*Written exercise*
Look for the word "elektroniczna" in each line and report the count of matching lines, with nothing added.

Saved entries
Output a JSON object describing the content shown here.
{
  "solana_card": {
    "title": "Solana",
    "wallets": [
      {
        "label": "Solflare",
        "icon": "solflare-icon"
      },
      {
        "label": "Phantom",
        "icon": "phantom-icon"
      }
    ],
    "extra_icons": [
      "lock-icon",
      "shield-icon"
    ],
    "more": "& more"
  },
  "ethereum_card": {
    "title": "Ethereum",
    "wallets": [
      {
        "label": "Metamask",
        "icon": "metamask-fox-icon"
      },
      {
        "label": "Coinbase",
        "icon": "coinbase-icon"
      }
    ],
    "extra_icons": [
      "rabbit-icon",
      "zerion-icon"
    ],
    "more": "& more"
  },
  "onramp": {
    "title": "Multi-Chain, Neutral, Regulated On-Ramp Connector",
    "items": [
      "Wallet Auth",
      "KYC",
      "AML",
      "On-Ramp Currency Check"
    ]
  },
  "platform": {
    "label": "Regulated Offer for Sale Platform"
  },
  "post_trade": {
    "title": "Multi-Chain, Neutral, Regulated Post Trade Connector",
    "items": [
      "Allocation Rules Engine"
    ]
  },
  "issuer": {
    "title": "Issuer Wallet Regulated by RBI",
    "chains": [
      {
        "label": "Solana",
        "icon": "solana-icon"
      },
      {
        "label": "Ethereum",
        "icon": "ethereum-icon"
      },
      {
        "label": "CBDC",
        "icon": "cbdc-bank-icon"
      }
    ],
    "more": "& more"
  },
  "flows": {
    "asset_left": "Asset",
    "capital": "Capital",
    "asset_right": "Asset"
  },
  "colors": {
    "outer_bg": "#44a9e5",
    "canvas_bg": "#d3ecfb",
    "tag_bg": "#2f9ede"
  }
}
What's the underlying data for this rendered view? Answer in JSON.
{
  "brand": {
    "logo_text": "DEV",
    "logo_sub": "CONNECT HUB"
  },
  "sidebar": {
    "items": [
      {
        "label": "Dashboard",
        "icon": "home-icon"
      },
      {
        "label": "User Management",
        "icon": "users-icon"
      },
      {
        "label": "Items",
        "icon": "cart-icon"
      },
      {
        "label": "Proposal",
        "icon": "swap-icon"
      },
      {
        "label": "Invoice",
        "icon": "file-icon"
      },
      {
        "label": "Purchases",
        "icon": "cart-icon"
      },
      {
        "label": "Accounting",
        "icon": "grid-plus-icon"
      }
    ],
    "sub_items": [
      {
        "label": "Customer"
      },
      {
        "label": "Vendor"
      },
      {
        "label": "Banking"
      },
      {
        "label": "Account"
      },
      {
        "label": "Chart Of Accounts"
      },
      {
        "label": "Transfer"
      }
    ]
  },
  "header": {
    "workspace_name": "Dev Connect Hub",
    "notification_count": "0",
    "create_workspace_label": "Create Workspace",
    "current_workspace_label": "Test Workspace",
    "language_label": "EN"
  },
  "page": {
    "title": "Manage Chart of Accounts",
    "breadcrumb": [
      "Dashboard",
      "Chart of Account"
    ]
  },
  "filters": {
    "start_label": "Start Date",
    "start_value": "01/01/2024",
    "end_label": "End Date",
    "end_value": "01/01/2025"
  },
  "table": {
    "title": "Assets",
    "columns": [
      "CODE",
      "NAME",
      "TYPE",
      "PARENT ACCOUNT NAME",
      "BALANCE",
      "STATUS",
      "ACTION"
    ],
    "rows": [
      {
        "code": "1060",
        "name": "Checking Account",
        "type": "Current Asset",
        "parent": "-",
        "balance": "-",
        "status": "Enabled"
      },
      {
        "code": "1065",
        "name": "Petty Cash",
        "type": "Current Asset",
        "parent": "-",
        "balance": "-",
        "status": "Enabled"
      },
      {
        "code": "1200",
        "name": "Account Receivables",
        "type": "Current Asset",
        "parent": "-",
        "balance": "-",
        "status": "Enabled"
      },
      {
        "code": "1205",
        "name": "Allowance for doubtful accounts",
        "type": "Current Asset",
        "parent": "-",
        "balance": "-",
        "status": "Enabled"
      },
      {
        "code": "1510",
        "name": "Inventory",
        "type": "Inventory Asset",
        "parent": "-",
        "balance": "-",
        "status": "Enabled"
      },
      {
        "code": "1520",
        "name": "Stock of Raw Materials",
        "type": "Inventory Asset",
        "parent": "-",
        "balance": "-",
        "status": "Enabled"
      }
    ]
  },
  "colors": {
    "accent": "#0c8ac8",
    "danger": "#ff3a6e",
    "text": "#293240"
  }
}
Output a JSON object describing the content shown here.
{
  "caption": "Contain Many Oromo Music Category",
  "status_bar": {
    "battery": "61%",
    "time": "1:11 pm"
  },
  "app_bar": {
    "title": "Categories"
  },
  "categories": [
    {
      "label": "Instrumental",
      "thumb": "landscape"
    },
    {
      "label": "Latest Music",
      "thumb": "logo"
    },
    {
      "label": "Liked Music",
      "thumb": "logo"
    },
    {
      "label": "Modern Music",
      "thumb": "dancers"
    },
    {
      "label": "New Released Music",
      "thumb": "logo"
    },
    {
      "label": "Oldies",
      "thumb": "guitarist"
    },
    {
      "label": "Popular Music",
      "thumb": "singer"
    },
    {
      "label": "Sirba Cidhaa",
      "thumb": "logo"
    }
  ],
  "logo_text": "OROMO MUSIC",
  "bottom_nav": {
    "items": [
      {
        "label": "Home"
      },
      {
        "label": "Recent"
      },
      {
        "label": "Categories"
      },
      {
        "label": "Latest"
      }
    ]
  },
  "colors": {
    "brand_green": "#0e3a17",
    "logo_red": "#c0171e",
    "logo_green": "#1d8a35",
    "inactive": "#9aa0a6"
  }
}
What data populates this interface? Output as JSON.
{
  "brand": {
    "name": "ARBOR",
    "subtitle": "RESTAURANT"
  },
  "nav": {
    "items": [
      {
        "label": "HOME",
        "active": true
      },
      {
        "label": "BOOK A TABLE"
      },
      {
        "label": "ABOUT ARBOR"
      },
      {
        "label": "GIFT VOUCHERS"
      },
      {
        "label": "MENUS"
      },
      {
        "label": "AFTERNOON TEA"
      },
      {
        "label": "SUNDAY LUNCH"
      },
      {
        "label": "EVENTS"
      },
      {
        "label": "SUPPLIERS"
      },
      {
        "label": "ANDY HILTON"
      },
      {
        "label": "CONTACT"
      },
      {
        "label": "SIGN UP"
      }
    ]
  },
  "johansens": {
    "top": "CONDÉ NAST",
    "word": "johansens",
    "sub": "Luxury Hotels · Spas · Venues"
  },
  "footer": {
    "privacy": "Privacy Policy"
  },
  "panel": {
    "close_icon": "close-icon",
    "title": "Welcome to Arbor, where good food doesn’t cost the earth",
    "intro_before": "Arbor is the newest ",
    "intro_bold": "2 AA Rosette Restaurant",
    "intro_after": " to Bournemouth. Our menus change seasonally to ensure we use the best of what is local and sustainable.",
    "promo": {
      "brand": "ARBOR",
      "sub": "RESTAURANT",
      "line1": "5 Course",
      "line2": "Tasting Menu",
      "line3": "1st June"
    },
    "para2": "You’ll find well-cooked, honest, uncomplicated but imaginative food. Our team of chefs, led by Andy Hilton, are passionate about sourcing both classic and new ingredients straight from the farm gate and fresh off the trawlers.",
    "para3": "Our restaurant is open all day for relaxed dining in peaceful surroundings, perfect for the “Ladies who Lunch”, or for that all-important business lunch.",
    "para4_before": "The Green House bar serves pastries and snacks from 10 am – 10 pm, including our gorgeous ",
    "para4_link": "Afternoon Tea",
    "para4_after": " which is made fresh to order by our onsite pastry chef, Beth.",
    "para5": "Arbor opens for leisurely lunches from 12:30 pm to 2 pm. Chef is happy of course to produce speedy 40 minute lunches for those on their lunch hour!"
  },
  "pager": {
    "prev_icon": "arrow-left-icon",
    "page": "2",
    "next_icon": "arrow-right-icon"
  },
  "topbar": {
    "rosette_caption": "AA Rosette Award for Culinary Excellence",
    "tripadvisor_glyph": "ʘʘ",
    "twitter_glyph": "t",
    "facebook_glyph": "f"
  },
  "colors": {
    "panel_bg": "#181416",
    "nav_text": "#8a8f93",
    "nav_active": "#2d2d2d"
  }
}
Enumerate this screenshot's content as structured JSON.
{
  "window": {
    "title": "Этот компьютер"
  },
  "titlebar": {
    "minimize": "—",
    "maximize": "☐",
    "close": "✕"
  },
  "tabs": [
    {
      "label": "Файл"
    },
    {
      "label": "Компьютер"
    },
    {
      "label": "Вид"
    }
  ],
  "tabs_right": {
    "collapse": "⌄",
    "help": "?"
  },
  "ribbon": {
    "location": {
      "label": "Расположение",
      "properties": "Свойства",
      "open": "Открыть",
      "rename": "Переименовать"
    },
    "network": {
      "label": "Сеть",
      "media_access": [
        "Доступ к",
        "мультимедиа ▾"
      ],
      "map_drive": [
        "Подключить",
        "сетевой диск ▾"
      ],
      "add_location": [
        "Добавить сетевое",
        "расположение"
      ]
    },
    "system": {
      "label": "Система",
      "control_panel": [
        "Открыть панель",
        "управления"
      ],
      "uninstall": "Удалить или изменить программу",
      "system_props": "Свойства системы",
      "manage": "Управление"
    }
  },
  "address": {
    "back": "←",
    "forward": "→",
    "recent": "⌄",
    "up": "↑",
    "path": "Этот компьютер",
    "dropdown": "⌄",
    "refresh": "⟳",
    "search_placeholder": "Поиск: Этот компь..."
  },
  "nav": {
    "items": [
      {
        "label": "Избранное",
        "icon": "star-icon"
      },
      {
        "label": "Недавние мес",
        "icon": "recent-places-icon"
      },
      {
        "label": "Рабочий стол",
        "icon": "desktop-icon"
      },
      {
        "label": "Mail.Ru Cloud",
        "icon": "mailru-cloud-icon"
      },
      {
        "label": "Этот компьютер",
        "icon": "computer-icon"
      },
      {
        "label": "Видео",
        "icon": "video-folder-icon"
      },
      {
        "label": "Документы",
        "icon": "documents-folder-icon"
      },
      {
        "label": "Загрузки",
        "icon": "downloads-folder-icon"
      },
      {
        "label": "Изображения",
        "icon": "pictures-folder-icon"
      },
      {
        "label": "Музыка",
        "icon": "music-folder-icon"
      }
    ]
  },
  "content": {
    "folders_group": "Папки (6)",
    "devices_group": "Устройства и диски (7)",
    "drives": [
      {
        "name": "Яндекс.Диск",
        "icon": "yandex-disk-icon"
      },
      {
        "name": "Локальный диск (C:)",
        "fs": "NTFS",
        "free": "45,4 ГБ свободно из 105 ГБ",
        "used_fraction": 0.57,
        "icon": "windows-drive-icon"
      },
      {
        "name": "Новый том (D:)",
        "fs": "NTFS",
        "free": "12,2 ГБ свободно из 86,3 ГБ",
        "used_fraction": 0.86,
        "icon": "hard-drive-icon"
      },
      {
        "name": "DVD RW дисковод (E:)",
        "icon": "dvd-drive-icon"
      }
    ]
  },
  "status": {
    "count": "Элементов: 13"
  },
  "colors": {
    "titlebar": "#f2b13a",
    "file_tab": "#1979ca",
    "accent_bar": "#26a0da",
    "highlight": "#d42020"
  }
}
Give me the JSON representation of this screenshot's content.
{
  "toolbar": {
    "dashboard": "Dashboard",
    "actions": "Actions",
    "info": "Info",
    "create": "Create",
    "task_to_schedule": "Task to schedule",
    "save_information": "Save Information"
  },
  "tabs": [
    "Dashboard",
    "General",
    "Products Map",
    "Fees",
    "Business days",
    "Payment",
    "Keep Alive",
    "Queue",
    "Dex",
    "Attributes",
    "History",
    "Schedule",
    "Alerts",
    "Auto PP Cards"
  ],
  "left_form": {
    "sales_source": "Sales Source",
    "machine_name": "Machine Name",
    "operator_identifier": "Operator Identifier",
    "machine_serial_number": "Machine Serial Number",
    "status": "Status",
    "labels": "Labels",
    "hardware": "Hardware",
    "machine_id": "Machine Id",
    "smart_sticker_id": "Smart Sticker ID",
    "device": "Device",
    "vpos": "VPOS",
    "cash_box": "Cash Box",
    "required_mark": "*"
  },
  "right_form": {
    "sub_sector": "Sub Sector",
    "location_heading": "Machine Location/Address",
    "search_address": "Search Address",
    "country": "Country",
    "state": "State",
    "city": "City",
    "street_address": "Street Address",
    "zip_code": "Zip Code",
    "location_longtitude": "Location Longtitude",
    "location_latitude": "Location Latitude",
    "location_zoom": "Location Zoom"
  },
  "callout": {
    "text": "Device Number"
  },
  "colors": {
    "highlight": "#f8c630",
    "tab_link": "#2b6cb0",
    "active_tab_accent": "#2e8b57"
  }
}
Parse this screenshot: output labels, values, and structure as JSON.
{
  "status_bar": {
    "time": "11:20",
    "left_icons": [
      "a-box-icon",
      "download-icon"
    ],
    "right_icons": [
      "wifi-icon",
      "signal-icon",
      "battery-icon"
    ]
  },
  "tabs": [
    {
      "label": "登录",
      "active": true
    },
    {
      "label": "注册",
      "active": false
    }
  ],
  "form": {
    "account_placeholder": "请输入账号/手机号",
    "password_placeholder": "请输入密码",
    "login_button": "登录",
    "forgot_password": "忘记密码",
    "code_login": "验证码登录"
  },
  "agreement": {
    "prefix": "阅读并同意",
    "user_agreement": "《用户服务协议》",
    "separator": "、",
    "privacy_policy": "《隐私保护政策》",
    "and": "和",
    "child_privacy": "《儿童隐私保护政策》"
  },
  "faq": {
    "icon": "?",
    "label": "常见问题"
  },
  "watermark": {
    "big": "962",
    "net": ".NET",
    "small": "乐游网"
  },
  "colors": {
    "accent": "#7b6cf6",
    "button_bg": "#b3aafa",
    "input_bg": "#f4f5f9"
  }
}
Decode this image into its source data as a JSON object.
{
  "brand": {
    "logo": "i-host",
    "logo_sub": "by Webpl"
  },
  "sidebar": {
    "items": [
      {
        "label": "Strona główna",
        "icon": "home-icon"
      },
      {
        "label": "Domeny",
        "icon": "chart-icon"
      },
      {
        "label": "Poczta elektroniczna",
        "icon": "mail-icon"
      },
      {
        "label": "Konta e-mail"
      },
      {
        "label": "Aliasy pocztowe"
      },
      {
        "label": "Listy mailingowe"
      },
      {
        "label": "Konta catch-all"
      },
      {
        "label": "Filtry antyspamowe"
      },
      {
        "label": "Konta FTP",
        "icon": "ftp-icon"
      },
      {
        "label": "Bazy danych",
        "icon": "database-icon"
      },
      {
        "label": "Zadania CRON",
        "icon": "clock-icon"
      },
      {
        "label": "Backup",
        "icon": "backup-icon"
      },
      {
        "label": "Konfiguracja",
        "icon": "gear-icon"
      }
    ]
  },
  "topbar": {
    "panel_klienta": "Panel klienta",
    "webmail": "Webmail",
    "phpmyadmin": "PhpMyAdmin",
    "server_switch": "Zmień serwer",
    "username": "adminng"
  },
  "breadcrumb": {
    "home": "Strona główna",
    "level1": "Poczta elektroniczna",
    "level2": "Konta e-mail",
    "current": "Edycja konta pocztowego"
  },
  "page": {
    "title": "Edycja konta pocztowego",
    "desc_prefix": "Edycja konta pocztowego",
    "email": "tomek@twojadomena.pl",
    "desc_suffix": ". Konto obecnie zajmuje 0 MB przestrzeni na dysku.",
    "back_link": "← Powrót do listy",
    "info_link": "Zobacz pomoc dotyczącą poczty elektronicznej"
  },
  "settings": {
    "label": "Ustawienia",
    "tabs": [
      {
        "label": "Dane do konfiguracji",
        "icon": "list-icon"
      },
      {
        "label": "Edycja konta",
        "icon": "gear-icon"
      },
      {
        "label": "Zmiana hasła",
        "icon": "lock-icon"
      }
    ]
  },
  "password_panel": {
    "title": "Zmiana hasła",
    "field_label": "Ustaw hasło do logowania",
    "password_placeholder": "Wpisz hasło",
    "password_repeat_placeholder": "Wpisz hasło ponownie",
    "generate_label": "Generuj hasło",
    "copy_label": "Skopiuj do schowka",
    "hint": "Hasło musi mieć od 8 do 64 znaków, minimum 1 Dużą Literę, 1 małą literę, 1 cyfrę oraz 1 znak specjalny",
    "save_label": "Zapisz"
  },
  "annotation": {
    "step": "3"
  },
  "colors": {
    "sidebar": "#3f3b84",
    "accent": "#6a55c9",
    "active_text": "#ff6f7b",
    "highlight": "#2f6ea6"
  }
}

*Answer in full*
2